- Exercise goal: Give every line again exactly as it appears, please, but not the pictures.

- Provided records:
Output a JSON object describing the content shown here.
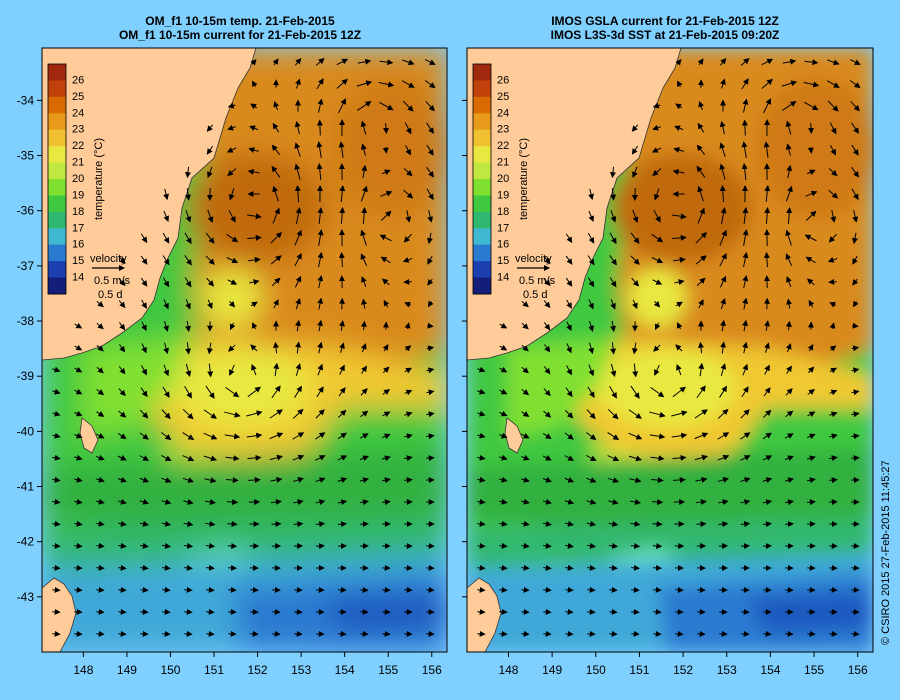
{
  "panels": [
    {
      "id": "left",
      "title_line1": "OM_f1 10-15m temp. 21-Feb-2015",
      "title_line2": "OM_f1 10-15m current for 21-Feb-2015 12Z"
    },
    {
      "id": "right",
      "title_line1": "IMOS GSLA current for 21-Feb-2015 12Z",
      "title_line2": "IMOS L3S-3d SST at 21-Feb-2015 09:20Z"
    }
  ],
  "colorbar": {
    "label": "temperature (°C)",
    "ticks": [
      "26",
      "25",
      "24",
      "23",
      "22",
      "21",
      "20",
      "19",
      "18",
      "17",
      "16",
      "15",
      "14"
    ],
    "colors": [
      "#a0280f",
      "#c0420a",
      "#d96a00",
      "#e89a1a",
      "#f0c030",
      "#e8e840",
      "#c0e840",
      "#80e030",
      "#40c840",
      "#30b870",
      "#40b8d0",
      "#2a7ad0",
      "#1c40b0",
      "#141e78"
    ]
  },
  "velocity_legend": {
    "label": "velocity",
    "speed": "0.5 m/s",
    "duration": "0.5 d"
  },
  "axes": {
    "lon_ticks": [
      "148",
      "149",
      "150",
      "151",
      "152",
      "153",
      "154",
      "155",
      "156"
    ],
    "lat_ticks": [
      "-34",
      "-35",
      "-36",
      "-37",
      "-38",
      "-39",
      "-40",
      "-41",
      "-42",
      "-43"
    ],
    "lon_range": [
      147.05,
      156.35
    ],
    "lat_range": [
      -44,
      -33.05
    ]
  },
  "copyright": "© CSIRO 2015   27-Feb-2015 11:45:27"
}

- Solved exercise:
Output a JSON object describing the content shown here.
{
  "panels": [
    {
      "id": "left",
      "title_line1": "OM_f1 10-15m temp. 21-Feb-2015",
      "title_line2": "OM_f1 10-15m current for 21-Feb-2015 12Z"
    },
    {
      "id": "right",
      "title_line1": "IMOS GSLA current for 21-Feb-2015 12Z",
      "title_line2": "IMOS L3S-3d SST at 21-Feb-2015 09:20Z"
    }
  ],
  "colorbar": {
    "label": "temperature (°C)",
    "ticks": [
      "26",
      "25",
      "24",
      "23",
      "22",
      "21",
      "20",
      "19",
      "18",
      "17",
      "16",
      "15",
      "14"
    ],
    "colors": [
      "#a0280f",
      "#c0420a",
      "#d96a00",
      "#e89a1a",
      "#f0c030",
      "#e8e840",
      "#c0e840",
      "#80e030",
      "#40c840",
      "#30b870",
      "#40b8d0",
      "#2a7ad0",
      "#1c40b0",
      "#141e78"
    ]
  },
  "velocity_legend": {
    "label": "velocity",
    "speed": "0.5 m/s",
    "duration": "0.5 d"
  },
  "axes": {
    "lon_ticks": [
      "148",
      "149",
      "150",
      "151",
      "152",
      "153",
      "154",
      "155",
      "156"
    ],
    "lat_ticks": [
      "-34",
      "-35",
      "-36",
      "-37",
      "-38",
      "-39",
      "-40",
      "-41",
      "-42",
      "-43"
    ],
    "lon_range": [
      147.05,
      156.35
    ],
    "lat_range": [
      -44,
      -33.05
    ]
  },
  "copyright": "© CSIRO 2015   27-Feb-2015 11:45:27"
}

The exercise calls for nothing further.